What needs to be done => Pull out every line containing the string "Last".

start Data section

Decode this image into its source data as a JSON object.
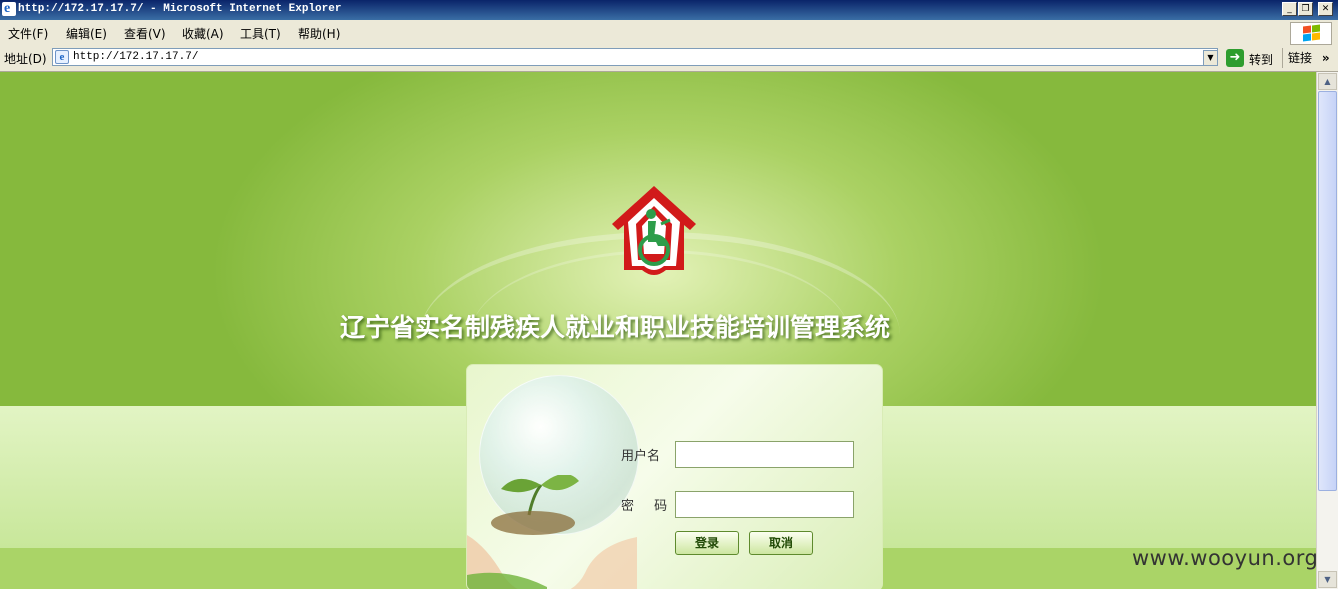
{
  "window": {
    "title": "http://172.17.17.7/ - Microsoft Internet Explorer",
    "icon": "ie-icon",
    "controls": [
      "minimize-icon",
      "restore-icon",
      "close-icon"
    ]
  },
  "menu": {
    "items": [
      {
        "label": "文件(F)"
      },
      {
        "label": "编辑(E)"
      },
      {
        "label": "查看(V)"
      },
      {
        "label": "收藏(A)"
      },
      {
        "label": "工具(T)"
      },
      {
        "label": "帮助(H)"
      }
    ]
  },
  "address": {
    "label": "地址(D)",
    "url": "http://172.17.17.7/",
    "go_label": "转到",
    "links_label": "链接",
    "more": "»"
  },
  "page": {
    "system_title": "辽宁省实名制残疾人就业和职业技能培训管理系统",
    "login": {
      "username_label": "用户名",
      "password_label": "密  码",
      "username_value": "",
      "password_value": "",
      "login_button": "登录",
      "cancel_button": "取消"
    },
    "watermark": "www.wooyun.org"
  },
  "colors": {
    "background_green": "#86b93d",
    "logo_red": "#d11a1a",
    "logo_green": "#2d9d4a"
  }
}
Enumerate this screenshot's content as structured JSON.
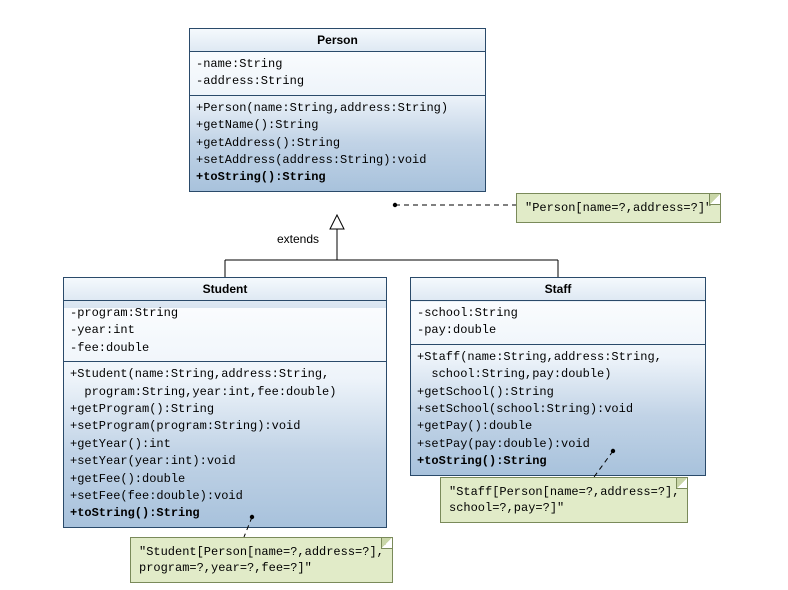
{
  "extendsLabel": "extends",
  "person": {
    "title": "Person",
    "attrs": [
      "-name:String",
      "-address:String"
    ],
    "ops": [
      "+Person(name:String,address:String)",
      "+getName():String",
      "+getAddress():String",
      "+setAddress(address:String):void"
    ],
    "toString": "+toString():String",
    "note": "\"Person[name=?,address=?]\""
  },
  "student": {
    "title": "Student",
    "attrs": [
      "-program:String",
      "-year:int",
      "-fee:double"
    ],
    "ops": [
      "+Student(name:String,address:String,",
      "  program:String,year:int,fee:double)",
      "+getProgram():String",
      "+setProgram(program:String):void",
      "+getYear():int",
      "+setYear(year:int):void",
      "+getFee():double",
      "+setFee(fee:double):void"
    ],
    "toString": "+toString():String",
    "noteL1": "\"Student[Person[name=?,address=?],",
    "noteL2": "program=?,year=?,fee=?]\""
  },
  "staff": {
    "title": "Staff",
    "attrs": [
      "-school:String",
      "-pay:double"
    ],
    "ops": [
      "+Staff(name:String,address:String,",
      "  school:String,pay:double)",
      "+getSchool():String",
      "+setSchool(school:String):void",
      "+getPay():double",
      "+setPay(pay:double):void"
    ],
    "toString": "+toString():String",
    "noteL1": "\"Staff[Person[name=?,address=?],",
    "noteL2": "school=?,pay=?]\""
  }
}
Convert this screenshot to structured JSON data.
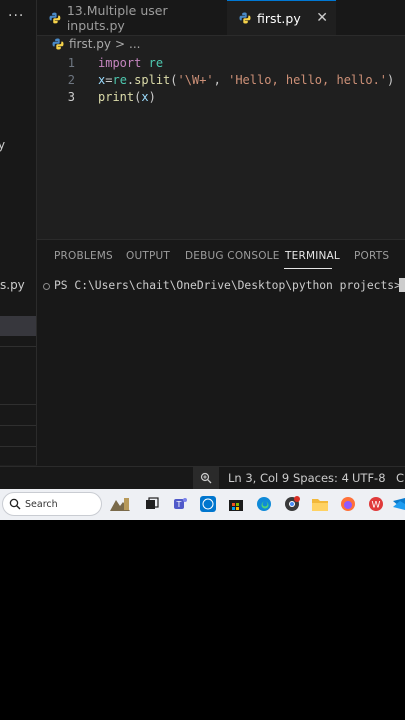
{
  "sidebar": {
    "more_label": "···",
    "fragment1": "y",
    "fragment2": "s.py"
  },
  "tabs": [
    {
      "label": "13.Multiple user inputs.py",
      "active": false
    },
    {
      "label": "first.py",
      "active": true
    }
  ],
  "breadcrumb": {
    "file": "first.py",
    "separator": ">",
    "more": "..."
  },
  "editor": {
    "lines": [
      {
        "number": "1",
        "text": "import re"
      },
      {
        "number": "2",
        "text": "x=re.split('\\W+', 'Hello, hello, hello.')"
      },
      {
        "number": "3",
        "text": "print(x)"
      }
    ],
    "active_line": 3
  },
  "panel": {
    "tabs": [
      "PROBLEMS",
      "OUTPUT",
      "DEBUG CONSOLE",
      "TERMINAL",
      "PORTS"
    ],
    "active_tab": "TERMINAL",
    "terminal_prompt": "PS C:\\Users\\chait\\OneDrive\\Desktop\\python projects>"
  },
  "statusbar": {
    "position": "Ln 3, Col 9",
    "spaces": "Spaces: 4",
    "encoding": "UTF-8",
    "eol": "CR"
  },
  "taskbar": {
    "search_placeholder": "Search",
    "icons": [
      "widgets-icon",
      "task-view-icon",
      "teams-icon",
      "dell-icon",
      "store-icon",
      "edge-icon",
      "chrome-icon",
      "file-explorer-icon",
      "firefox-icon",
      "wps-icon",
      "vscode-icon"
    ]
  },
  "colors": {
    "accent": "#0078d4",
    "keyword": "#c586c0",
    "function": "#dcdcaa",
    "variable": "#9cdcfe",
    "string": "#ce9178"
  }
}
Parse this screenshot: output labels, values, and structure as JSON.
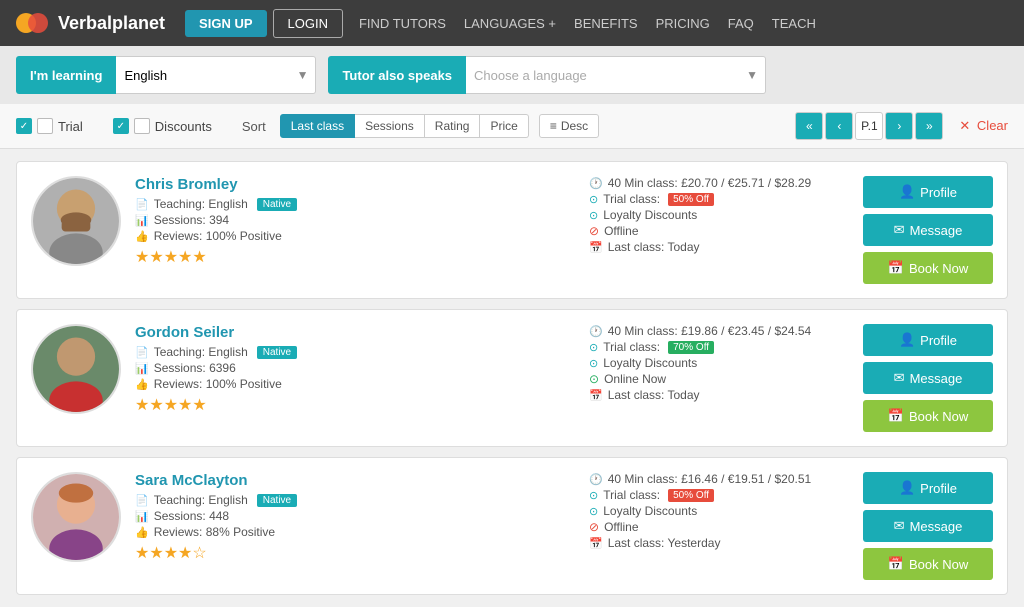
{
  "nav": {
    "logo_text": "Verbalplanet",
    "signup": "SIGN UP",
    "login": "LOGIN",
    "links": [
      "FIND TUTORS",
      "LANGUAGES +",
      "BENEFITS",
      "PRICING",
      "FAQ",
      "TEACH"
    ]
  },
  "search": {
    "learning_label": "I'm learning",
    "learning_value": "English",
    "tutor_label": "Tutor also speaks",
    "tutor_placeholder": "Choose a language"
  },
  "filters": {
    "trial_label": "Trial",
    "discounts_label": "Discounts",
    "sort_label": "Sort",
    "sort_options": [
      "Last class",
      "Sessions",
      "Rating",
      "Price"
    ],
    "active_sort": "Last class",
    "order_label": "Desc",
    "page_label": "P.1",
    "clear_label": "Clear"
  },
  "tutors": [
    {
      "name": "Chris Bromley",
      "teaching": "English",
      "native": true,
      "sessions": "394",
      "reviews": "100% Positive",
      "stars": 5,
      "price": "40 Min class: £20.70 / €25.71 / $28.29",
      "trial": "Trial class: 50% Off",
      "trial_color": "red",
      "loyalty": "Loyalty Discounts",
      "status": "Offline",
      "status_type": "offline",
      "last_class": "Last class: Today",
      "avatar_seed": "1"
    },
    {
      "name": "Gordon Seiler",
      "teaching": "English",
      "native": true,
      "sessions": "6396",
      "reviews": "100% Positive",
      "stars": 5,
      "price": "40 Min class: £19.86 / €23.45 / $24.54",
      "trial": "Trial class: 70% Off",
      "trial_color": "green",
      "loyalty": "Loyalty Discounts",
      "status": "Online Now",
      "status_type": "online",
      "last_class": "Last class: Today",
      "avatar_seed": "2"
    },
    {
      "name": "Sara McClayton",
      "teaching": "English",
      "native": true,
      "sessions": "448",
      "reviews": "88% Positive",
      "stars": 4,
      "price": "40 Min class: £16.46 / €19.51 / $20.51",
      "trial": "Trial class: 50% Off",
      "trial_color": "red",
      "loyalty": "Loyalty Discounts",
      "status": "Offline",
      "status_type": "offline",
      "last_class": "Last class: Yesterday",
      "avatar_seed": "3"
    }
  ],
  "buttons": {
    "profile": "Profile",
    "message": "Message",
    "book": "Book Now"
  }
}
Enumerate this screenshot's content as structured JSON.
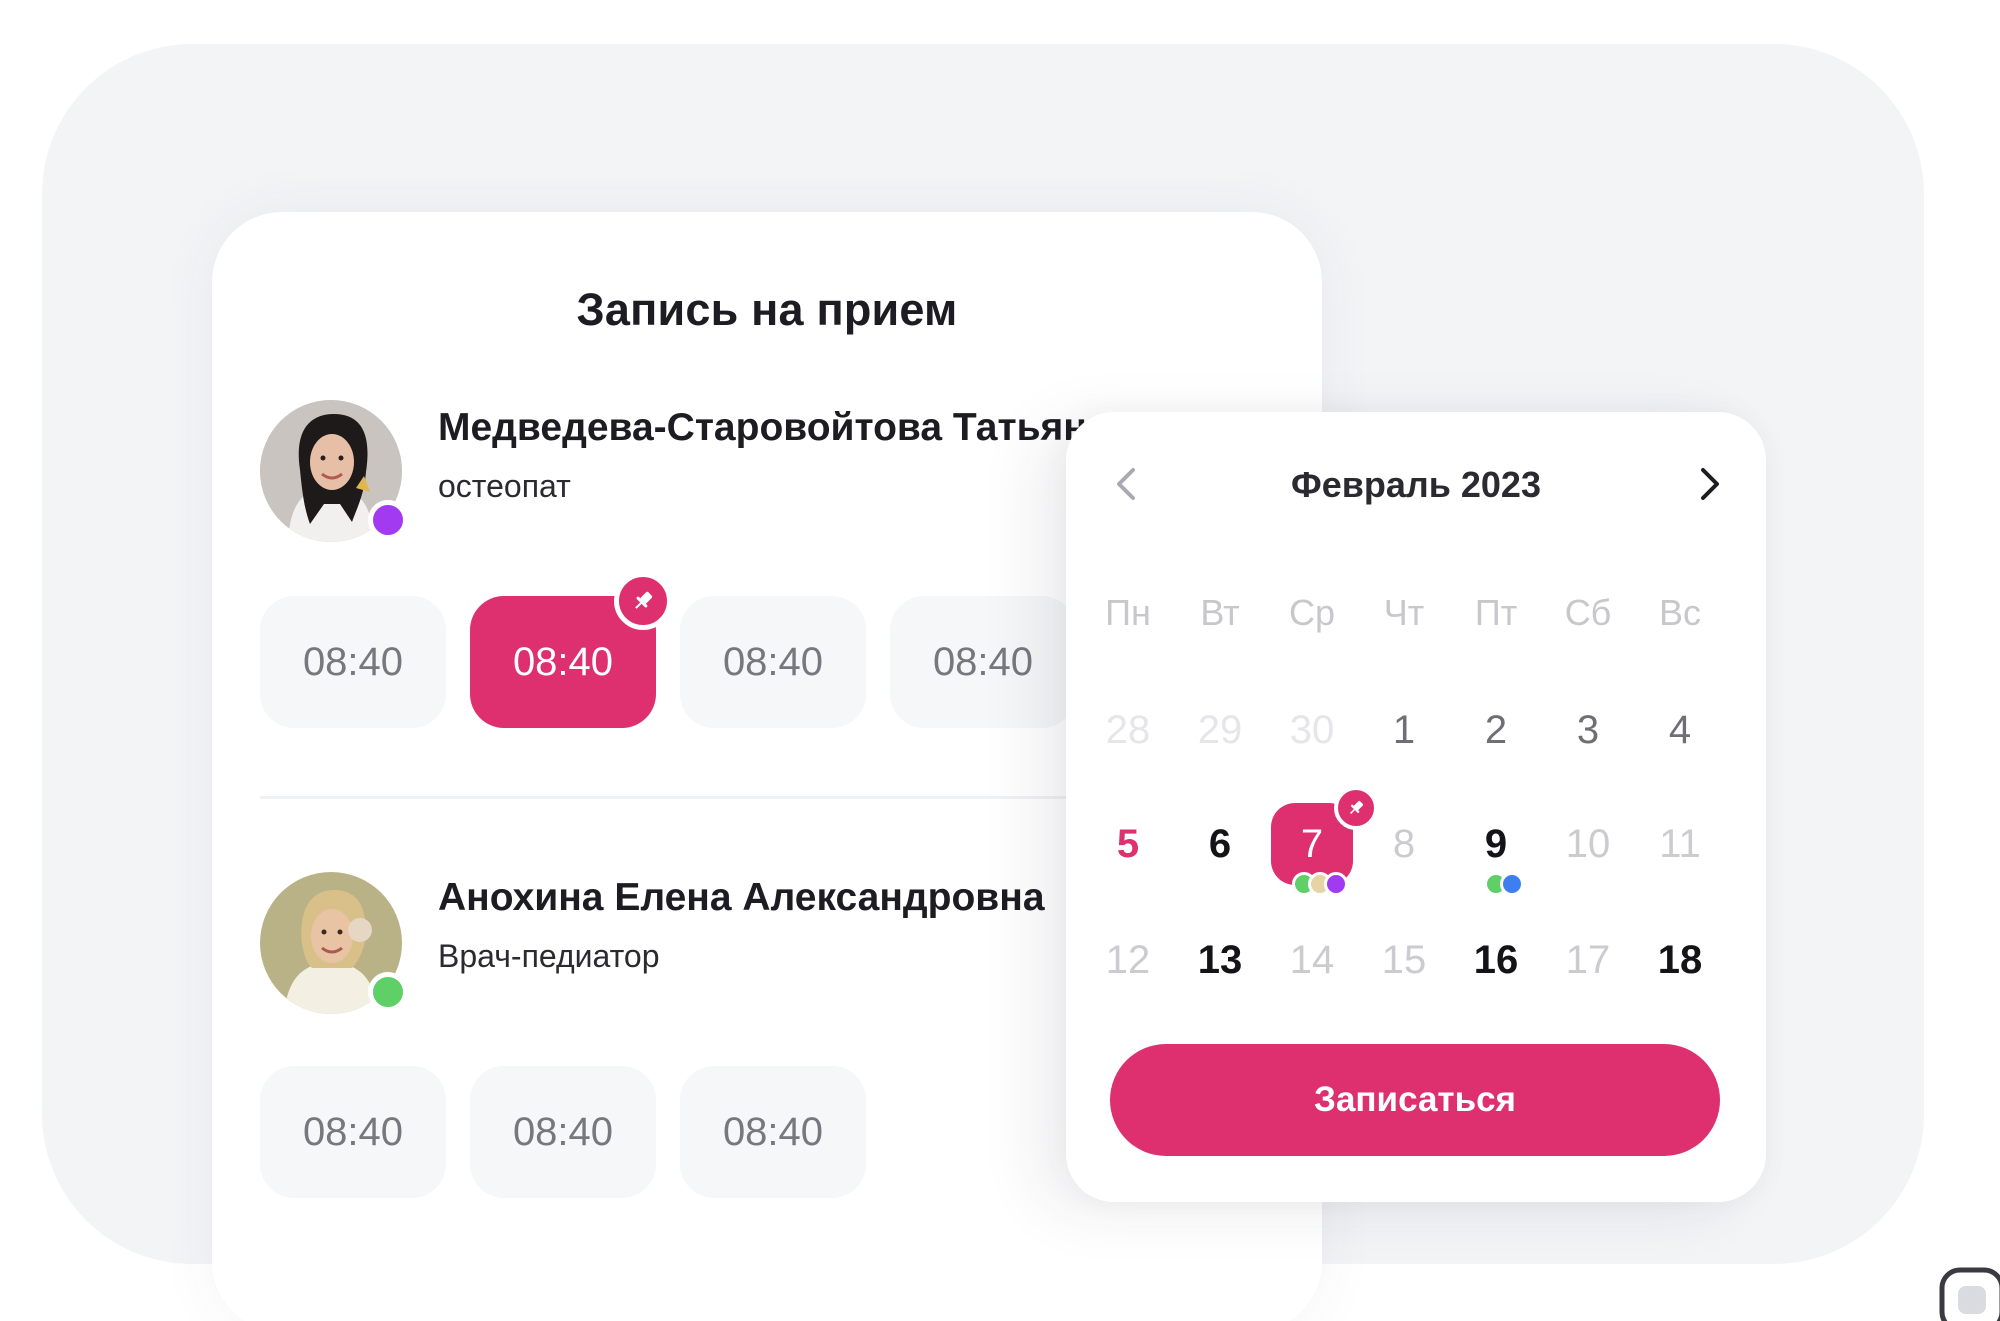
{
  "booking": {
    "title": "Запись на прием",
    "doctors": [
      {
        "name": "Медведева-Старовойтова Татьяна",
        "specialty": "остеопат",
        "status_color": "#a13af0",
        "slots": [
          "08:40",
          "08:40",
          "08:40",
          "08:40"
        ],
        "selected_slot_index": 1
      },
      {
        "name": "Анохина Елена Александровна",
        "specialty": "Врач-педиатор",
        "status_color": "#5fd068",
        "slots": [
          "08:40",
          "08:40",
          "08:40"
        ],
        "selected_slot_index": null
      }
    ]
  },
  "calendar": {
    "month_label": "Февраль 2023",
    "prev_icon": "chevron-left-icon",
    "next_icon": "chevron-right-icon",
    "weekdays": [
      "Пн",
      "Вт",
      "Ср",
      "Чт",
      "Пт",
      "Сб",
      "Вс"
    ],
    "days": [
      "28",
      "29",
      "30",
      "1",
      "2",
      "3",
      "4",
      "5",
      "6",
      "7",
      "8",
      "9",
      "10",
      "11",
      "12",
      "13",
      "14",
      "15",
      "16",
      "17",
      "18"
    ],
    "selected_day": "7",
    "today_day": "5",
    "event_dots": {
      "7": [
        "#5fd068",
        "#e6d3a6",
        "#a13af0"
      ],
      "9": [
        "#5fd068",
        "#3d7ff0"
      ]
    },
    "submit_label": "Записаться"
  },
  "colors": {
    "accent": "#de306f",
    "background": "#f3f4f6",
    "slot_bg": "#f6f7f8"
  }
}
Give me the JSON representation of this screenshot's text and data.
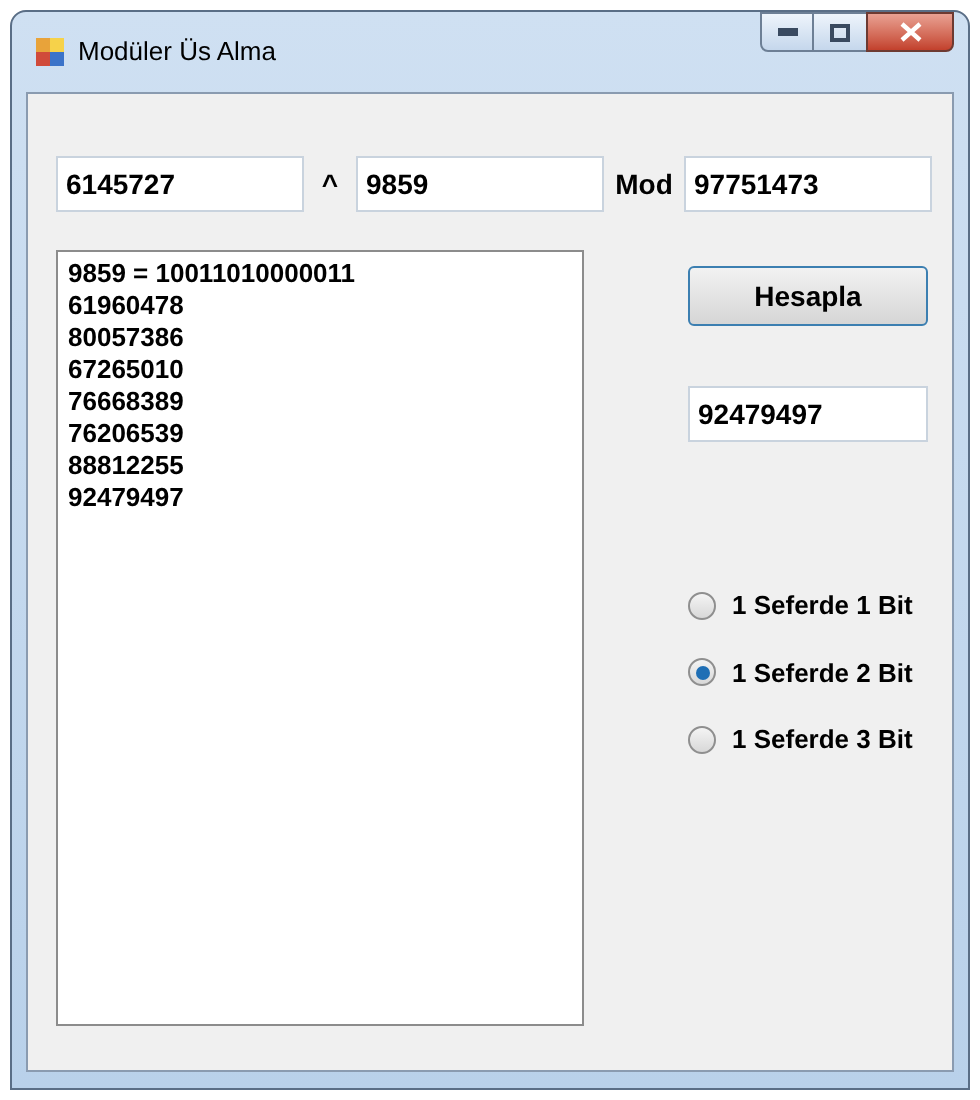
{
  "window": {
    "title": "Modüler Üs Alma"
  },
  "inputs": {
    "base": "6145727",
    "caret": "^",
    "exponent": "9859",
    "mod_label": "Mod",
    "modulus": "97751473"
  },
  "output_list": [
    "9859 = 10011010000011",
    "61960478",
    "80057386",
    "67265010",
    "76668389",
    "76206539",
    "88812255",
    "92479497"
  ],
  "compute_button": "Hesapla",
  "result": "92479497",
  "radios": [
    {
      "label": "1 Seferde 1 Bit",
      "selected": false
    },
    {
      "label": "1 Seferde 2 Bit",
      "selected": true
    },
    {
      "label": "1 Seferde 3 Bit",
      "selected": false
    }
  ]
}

end Data section

Solution to this task =>
      "Last class",
    "active_sort": "Last class",
      "last_class": "Last class: Today",
      "last_class": "Last class: Today",
      "last_class": "Last class: Yesterday",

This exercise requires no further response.